• Requirements: Repeat the data word for word. Do not include the pictures.

• Records supplied:

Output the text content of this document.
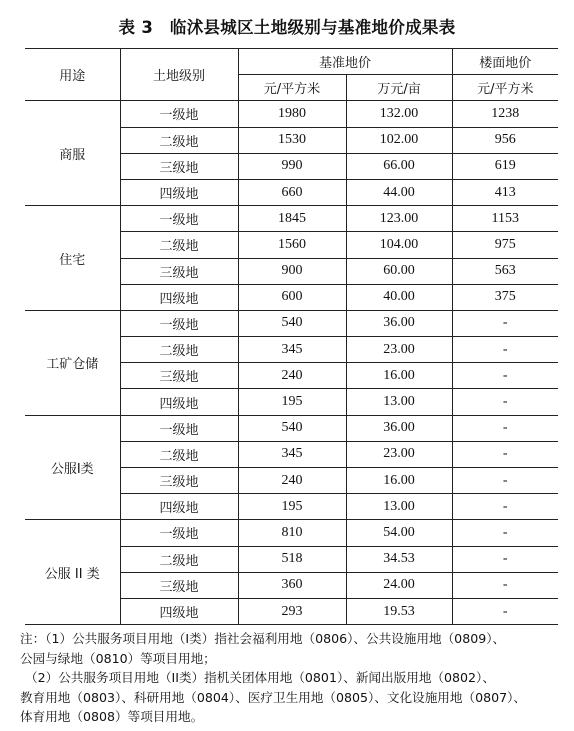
表 3　临沭县城区土地级别与基准地价成果表
用途	土地级别	基准地价		楼面地价
		元/平方米	万元/亩	元/平方米
商服	一级地	1980	132.00	1238
	二级地	1530	102.00	956
	三级地	990	66.00	619
	四级地	660	44.00	413
住宅	一级地	1845	123.00	1153
	二级地	1560	104.00	975
	三级地	900	60.00	563
	四级地	600	40.00	375
工矿仓储	一级地	540	36.00	-
	二级地	345	23.00	-
	三级地	240	16.00	-
	四级地	195	13.00	-
公服Ⅰ类	一级地	540	36.00	-
	二级地	345	23.00	-
	三级地	240	16.00	-
	四级地	195	13.00	-
公服 II 类	一级地	810	54.00	-
	二级地	518	34.53	-
	三级地	360	24.00	-
	四级地	293	19.53	-

注：（1）公共服务项目用地（I类）指社会福利用地（0806）、公共设施用地（0809）、

公园与绿地（0810）等项目用地；

（2）公共服务项目用地（II类）指机关团体用地（0801）、新闻出版用地（0802）、

教育用地（0803）、科研用地（0804）、医疗卫生用地（0805）、文化设施用地（0807）、

体育用地（0808）等项目用地。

• Exercise answer:
Output the text content of this document.
表 3　临沭县城区土地级别与基准地价成果表
用途	土地级别	基准地价		楼面地价
		元/平方米	万元/亩	元/平方米
商服	一级地	1980	132.00	1238
	二级地	1530	102.00	956
	三级地	990	66.00	619
	四级地	660	44.00	413
住宅	一级地	1845	123.00	1153
	二级地	1560	104.00	975
	三级地	900	60.00	563
	四级地	600	40.00	375
工矿仓储	一级地	540	36.00	-
	二级地	345	23.00	-
	三级地	240	16.00	-
	四级地	195	13.00	-
公服Ⅰ类	一级地	540	36.00	-
	二级地	345	23.00	-
	三级地	240	16.00	-
	四级地	195	13.00	-
公服 II 类	一级地	810	54.00	-
	二级地	518	34.53	-
	三级地	360	24.00	-
	四级地	293	19.53	-

注：（1）公共服务项目用地（I类）指社会福利用地（0806）、公共设施用地（0809）、

公园与绿地（0810）等项目用地；

（2）公共服务项目用地（II类）指机关团体用地（0801）、新闻出版用地（0802）、

教育用地（0803）、科研用地（0804）、医疗卫生用地（0805）、文化设施用地（0807）、

体育用地（0808）等项目用地。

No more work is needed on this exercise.